Gather every line in the records below that contains the word "连同六艺五经".

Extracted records
────────────────────────────────────────
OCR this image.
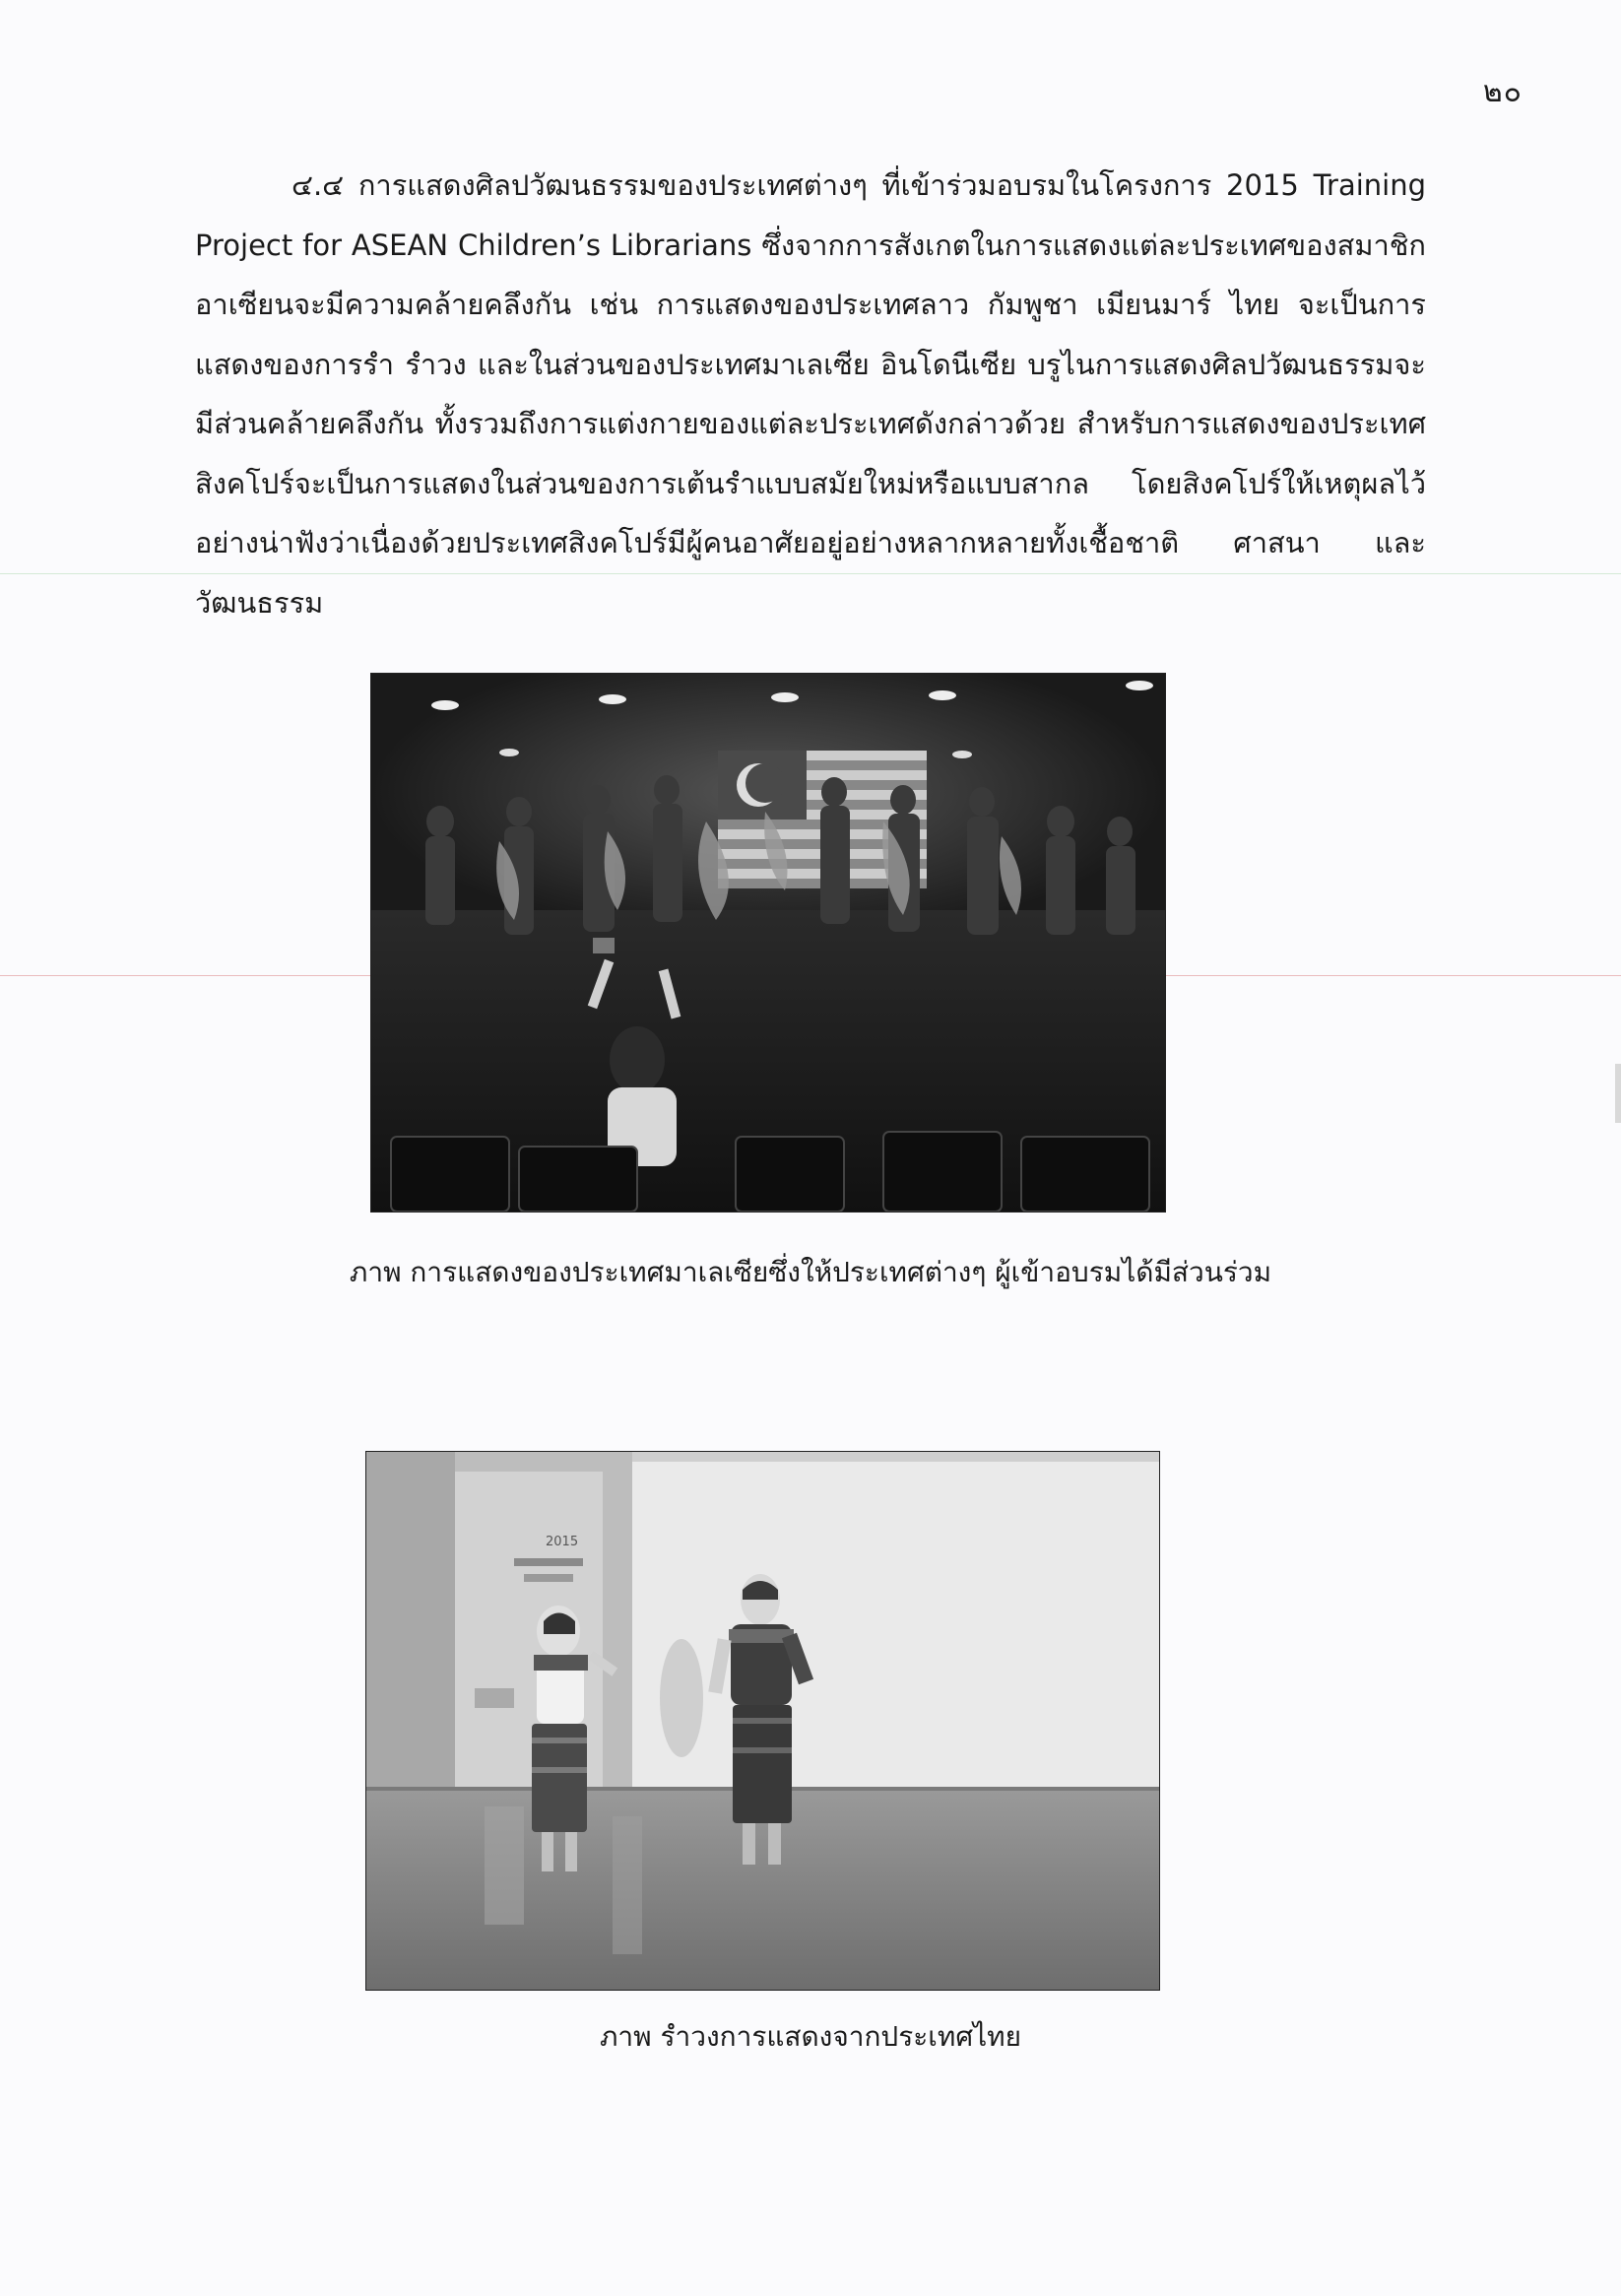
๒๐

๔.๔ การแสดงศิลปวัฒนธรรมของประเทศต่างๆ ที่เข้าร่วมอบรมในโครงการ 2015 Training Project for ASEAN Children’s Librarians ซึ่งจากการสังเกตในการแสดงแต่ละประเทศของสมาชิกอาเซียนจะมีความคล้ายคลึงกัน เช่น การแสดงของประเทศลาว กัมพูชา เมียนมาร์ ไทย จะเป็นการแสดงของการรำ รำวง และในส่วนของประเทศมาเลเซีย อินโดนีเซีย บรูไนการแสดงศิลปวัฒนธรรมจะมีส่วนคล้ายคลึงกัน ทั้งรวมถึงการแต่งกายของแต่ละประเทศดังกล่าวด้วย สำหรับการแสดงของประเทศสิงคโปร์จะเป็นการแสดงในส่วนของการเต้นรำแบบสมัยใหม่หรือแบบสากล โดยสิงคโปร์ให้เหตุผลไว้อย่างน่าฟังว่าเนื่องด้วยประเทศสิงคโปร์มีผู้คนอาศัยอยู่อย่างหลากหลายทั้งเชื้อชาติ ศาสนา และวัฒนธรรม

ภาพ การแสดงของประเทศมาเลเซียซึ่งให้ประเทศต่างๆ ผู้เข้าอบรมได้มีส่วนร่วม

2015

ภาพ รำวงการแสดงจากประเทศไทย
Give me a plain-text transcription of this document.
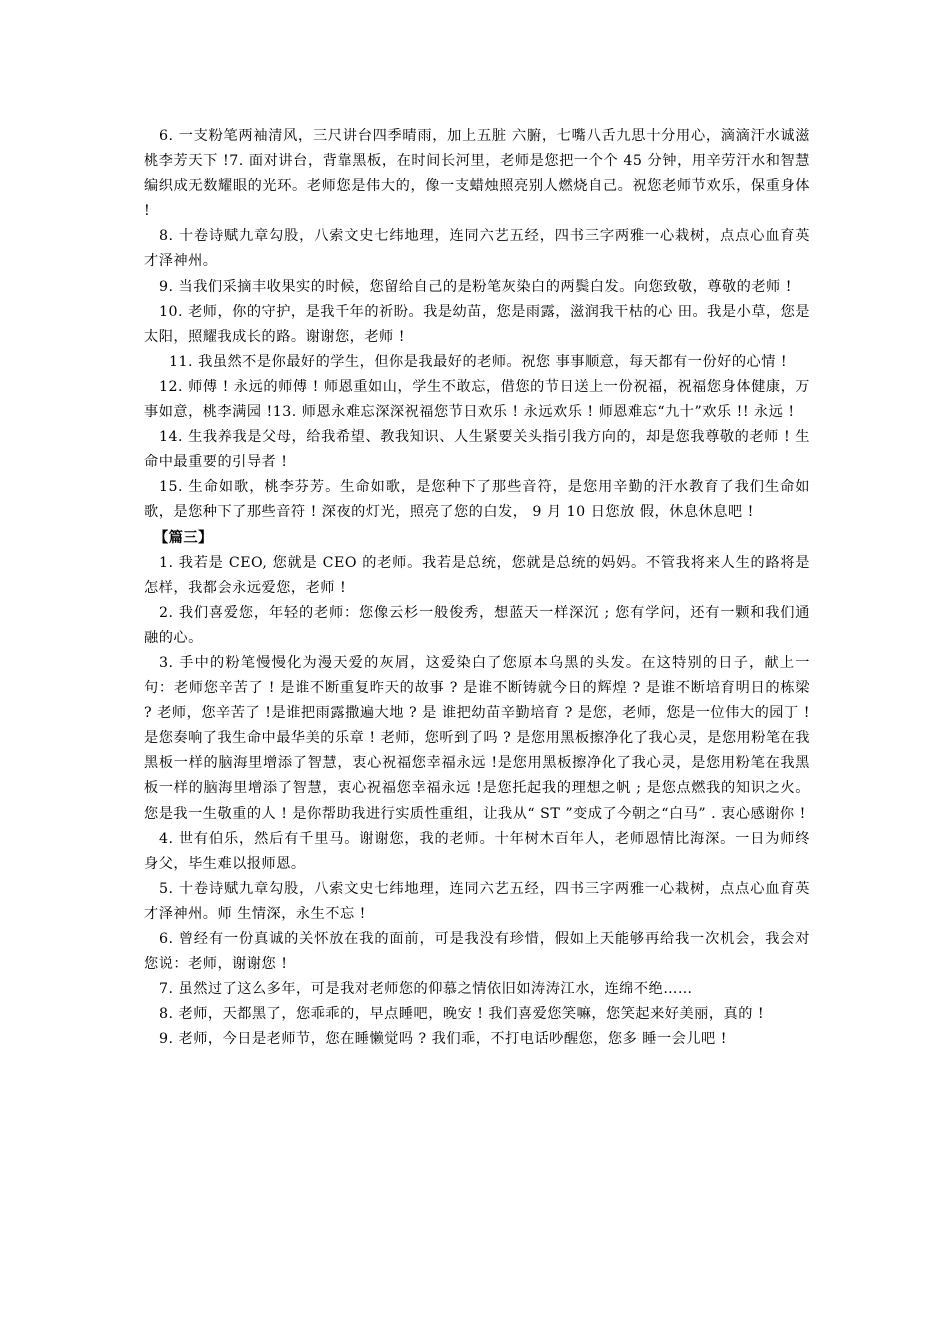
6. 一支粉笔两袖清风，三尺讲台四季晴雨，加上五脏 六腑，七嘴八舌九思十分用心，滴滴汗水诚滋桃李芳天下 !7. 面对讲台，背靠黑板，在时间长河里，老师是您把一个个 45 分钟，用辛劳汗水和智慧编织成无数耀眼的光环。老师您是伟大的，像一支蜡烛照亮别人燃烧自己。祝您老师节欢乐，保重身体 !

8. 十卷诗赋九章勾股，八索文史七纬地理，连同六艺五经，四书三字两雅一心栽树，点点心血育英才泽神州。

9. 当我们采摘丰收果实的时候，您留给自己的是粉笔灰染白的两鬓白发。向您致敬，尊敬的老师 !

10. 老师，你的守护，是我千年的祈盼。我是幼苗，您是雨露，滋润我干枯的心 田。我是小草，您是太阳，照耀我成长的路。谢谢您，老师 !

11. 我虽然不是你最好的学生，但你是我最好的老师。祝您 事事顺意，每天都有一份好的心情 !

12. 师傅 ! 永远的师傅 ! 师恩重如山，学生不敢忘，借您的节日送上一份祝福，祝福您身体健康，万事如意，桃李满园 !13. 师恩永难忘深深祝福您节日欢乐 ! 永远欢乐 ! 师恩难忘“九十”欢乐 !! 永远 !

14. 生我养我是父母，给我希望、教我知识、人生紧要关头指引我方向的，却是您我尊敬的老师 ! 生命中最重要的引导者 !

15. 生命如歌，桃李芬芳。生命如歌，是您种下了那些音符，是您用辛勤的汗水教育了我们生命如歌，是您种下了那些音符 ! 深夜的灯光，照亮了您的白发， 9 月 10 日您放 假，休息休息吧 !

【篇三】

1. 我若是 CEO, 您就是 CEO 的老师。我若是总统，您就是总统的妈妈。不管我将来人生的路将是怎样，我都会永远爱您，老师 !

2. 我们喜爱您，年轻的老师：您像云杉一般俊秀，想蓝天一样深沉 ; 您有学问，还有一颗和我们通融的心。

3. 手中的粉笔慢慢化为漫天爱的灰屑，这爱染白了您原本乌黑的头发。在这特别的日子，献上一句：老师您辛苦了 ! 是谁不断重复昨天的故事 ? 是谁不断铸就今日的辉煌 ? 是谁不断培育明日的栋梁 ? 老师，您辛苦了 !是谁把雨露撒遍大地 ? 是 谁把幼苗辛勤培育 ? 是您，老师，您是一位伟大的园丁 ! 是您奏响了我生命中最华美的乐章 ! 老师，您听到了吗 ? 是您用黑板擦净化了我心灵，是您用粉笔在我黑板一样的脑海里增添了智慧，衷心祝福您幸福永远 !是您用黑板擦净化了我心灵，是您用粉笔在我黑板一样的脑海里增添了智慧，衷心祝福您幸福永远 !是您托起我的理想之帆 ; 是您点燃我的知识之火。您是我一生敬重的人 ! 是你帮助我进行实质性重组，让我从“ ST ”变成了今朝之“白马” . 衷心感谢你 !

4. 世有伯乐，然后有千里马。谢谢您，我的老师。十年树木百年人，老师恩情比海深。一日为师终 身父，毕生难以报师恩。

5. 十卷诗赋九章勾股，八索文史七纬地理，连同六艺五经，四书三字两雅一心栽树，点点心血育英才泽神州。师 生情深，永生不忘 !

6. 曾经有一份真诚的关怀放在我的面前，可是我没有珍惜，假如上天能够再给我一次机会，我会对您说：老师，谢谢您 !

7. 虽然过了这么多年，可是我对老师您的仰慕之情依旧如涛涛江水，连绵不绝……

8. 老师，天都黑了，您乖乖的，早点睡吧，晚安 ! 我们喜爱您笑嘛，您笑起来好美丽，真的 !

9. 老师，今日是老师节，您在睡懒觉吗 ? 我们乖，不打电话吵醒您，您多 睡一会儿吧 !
────────────────────────────────────────
**Exercise response**
8. 十卷诗赋九章勾股，八索文史七纬地理，连同六艺五经，四书三字两雅一心栽树，点点心血育英才泽神州。
5. 十卷诗赋九章勾股，八索文史七纬地理，连同六艺五经，四书三字两雅一心栽树，点点心血育英才泽神州。师 生情深，永生不忘 !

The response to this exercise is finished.